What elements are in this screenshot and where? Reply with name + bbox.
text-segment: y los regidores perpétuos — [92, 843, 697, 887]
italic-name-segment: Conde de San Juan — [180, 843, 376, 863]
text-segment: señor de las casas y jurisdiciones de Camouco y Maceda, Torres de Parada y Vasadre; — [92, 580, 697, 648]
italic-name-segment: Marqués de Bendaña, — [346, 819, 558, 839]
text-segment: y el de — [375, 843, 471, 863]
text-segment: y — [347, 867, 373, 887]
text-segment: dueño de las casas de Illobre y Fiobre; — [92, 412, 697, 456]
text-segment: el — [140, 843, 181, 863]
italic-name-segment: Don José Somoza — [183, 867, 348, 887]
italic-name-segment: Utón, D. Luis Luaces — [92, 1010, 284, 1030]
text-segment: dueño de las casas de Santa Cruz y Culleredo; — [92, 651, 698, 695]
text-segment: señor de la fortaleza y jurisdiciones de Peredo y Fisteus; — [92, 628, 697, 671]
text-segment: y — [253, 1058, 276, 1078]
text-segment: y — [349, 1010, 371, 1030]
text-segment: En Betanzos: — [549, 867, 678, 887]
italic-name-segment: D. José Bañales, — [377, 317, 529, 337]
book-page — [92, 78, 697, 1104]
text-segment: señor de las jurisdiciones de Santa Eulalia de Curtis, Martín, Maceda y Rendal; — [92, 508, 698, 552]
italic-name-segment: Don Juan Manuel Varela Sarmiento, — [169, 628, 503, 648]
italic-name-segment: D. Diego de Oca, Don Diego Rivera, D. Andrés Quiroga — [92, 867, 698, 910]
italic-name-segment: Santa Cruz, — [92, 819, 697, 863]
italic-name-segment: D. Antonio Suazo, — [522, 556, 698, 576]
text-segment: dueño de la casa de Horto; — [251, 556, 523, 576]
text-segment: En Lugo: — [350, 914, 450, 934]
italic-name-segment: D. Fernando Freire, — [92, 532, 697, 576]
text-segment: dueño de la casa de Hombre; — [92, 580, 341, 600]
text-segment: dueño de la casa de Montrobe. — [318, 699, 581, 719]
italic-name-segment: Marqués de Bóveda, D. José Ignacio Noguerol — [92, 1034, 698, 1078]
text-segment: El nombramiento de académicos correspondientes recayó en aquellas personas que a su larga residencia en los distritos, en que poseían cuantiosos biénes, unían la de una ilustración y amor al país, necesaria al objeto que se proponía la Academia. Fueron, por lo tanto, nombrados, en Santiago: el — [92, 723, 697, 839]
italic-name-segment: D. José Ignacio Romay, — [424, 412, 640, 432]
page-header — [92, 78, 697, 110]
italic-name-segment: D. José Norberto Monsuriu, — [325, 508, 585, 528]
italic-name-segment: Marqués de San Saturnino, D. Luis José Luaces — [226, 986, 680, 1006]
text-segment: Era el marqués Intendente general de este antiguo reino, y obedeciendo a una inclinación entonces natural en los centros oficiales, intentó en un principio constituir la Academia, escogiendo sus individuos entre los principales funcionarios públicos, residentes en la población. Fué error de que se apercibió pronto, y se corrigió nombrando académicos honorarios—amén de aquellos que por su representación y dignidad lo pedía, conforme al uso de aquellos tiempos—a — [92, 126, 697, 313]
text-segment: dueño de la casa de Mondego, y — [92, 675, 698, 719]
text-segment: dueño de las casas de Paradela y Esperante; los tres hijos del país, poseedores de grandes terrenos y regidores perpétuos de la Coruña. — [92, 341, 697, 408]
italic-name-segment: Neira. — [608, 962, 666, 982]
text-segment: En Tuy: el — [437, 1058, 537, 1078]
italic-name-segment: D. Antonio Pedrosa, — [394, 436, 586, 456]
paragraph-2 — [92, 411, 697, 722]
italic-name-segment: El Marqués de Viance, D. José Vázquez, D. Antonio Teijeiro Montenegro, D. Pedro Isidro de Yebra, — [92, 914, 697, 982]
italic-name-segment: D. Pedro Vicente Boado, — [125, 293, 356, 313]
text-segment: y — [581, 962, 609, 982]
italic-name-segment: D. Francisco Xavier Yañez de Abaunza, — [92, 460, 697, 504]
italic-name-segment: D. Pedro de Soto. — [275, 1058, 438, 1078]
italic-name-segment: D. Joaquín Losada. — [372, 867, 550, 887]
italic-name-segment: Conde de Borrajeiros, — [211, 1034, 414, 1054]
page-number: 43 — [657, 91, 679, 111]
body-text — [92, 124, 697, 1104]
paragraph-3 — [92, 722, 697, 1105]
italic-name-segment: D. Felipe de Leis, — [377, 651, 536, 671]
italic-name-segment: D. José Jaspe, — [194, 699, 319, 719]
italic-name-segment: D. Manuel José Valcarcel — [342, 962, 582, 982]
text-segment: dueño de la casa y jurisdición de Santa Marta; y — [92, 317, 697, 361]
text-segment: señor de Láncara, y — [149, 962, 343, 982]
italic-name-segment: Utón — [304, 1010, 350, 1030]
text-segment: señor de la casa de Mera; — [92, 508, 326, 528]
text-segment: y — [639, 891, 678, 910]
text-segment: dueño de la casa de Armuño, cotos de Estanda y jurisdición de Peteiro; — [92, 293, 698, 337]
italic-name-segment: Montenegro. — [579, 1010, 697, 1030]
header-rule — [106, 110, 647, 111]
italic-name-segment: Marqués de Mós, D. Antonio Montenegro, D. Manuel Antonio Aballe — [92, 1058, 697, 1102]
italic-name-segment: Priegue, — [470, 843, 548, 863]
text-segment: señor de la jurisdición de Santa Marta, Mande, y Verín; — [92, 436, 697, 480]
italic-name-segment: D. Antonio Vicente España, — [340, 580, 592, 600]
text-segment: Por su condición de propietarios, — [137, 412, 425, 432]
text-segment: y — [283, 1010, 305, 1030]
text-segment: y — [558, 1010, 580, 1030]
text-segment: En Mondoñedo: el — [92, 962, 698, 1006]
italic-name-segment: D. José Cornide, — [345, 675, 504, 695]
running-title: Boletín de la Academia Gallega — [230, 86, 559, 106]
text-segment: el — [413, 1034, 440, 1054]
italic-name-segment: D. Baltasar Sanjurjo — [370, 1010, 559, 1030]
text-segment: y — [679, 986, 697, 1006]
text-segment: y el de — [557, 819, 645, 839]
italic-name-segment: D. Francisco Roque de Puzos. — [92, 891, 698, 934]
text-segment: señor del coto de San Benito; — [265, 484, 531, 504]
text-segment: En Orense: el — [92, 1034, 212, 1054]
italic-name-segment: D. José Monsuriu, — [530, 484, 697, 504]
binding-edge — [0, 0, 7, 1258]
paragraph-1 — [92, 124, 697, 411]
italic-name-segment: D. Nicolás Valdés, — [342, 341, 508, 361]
- - - - -
Challenge: Recast all of the rows above as a numbered list, leaving out any blank lines.

Response for this exercise:
1. What elements are in this screenshot and where? Reply with name + bbox.
2. text-segment: y los regidores perpétuos — [92, 843, 697, 887]
3. italic-name-segment: Conde de San Juan — [180, 843, 376, 863]
4. text-segment: señor de las casas y jurisdiciones de Camouco y Maceda, Torres de Parada y Vasadre; — [92, 580, 697, 648]
5. italic-name-segment: Marqués de Bendaña, — [346, 819, 558, 839]
6. text-segment: y el de — [375, 843, 471, 863]
7. text-segment: y — [347, 867, 373, 887]
8. text-segment: dueño de las casas de Illobre y Fiobre; — [92, 412, 697, 456]
9. text-segment: el — [140, 843, 181, 863]
10. italic-name-segment: Don José Somoza — [183, 867, 348, 887]
11. italic-name-segment: Utón, D. Luis Luaces — [92, 1010, 284, 1030]
12. text-segment: dueño de las casas de Santa Cruz y Culleredo; — [92, 651, 698, 695]
13. text-segment: señor de la fortaleza y jurisdiciones de Peredo y Fisteus; — [92, 628, 697, 671]
14. text-segment: y — [253, 1058, 276, 1078]
15. text-segment: y — [349, 1010, 371, 1030]
16. text-segment: En Betanzos: — [549, 867, 678, 887]
17. italic-name-segment: D. José Bañales, — [377, 317, 529, 337]
18. book-page — [92, 78, 697, 1104]
19. text-segment: señor de las jurisdiciones de Santa Eulalia de Curtis, Martín, Maceda y Rendal; — [92, 508, 698, 552]
20. italic-name-segment: Don Juan Manuel Varela Sarmiento, — [169, 628, 503, 648]
21. italic-name-segment: D. Diego de Oca, Don Diego Rivera, D. Andrés Quiroga — [92, 867, 698, 910]
22. italic-name-segment: Santa Cruz, — [92, 819, 697, 863]
23. italic-name-segment: D. Antonio Suazo, — [522, 556, 698, 576]
24. text-segment: dueño de la casa de Horto; — [251, 556, 523, 576]
25. text-segment: En Lugo: — [350, 914, 450, 934]
26. italic-name-segment: D. Fernando Freire, — [92, 532, 697, 576]
27. text-segment: dueño de la casa de Hombre; — [92, 580, 341, 600]
28. text-segment: dueño de la casa de Montrobe. — [318, 699, 581, 719]
29. italic-name-segment: Marqués de Bóveda, D. José Ignacio Noguerol — [92, 1034, 698, 1078]
30. text-segment: El nombramiento de académicos correspondientes recayó en aquellas personas que a su larga residencia en los distritos, en que poseían cuantiosos biénes, unían la de una ilustración y amor al país, necesaria al objeto que se proponía la Academia. Fueron, por lo tanto, nombrados, en Santiago: el — [92, 723, 697, 839]
31. italic-name-segment: D. José Ignacio Romay, — [424, 412, 640, 432]
32. page-header — [92, 78, 697, 110]
33. italic-name-segment: D. José Norberto Monsuriu, — [325, 508, 585, 528]
34. italic-name-segment: Marqués de San Saturnino, D. Luis José Luaces — [226, 986, 680, 1006]
35. text-segment: Era el marqués Intendente general de este antiguo reino, y obedeciendo a una inclinación entonces natural en los centros oficiales, intentó en un principio constituir la Academia, escogiendo sus individuos entre los principales funcionarios públicos, residentes en la población. Fué error de que se apercibió pronto, y se corrigió nombrando académicos honorarios—amén de aquellos que por su representación y dignidad lo pedía, conforme al uso de aquellos tiempos—a — [92, 126, 697, 313]
36. text-segment: dueño de la casa de Mondego, y — [92, 675, 698, 719]
37. text-segment: dueño de las casas de Paradela y Esperante; los tres hijos del país, poseedores de grandes terrenos y regidores perpétuos de la Coruña. — [92, 341, 697, 408]
38. italic-name-segment: Neira. — [608, 962, 666, 982]
39. text-segment: En Tuy: el — [437, 1058, 537, 1078]
40. italic-name-segment: D. Antonio Pedrosa, — [394, 436, 586, 456]
41. paragraph-2 — [92, 411, 697, 722]
42. italic-name-segment: El Marqués de Viance, D. José Vázquez, D. Antonio Teijeiro Montenegro, D. Pedro Isidro de Yebra, — [92, 914, 697, 982]
43. italic-name-segment: D. Pedro Vicente Boado, — [125, 293, 356, 313]
44. text-segment: y — [581, 962, 609, 982]
45. italic-name-segment: D. Francisco Xavier Yañez de Abaunza, — [92, 460, 697, 504]
46. italic-name-segment: D. Pedro de Soto. — [275, 1058, 438, 1078]
47. italic-name-segment: D. Joaquín Losada. — [372, 867, 550, 887]
48. italic-name-segment: Conde de Borrajeiros, — [211, 1034, 414, 1054]
49. page-number: 43 — [657, 91, 679, 111]
50. body-text — [92, 124, 697, 1104]
51. paragraph-3 — [92, 722, 697, 1105]
52. italic-name-segment: D. Felipe de Leis, — [377, 651, 536, 671]
53. italic-name-segment: D. José Jaspe, — [194, 699, 319, 719]
54. italic-name-segment: D. Manuel José Valcarcel — [342, 962, 582, 982]
55. text-segment: dueño de la casa y jurisdición de Santa Marta; y — [92, 317, 697, 361]
56. text-segment: señor de Láncara, y — [149, 962, 343, 982]
57. italic-name-segment: Utón — [304, 1010, 350, 1030]
58. text-segment: señor de la casa de Mera; — [92, 508, 326, 528]
59. text-segment: y — [639, 891, 678, 910]
60. text-segment: dueño de la casa de Armuño, cotos de Estanda y jurisdición de Peteiro; — [92, 293, 698, 337]
61. italic-name-segment: Montenegro. — [579, 1010, 697, 1030]
62. header-rule — [106, 110, 647, 111]
63. italic-name-segment: Marqués de Mós, D. Antonio Montenegro, D. Manuel Antonio Aballe — [92, 1058, 697, 1102]
64. italic-name-segment: Priegue, — [470, 843, 548, 863]
65. text-segment: señor de la jurisdición de Santa Marta, Mande, y Verín; — [92, 436, 697, 480]
66. italic-name-segment: D. Antonio Vicente España, — [340, 580, 592, 600]
67. text-segment: Por su condición de propietarios, — [137, 412, 425, 432]
68. text-segment: y — [283, 1010, 305, 1030]
69. text-segment: y — [558, 1010, 580, 1030]
70. text-segment: En Mondoñedo: el — [92, 962, 698, 1006]
71. italic-name-segment: D. José Cornide, — [345, 675, 504, 695]
72. running-title: Boletín de la Academia Gallega — [230, 86, 559, 106]
73. text-segment: el — [413, 1034, 440, 1054]
74. italic-name-segment: D. Baltasar Sanjurjo — [370, 1010, 559, 1030]
75. text-segment: y — [679, 986, 697, 1006]
76. text-segment: y el de — [557, 819, 645, 839]
77. italic-name-segment: D. Francisco Roque de Puzos. — [92, 891, 698, 934]
78. text-segment: señor del coto de San Benito; — [265, 484, 531, 504]
79. text-segment: En Orense: el — [92, 1034, 212, 1054]
80. italic-name-segment: D. José Monsuriu, — [530, 484, 697, 504]
81. binding-edge — [0, 0, 7, 1258]
82. paragraph-1 — [92, 124, 697, 411]
83. italic-name-segment: D. Nicolás Valdés, — [342, 341, 508, 361]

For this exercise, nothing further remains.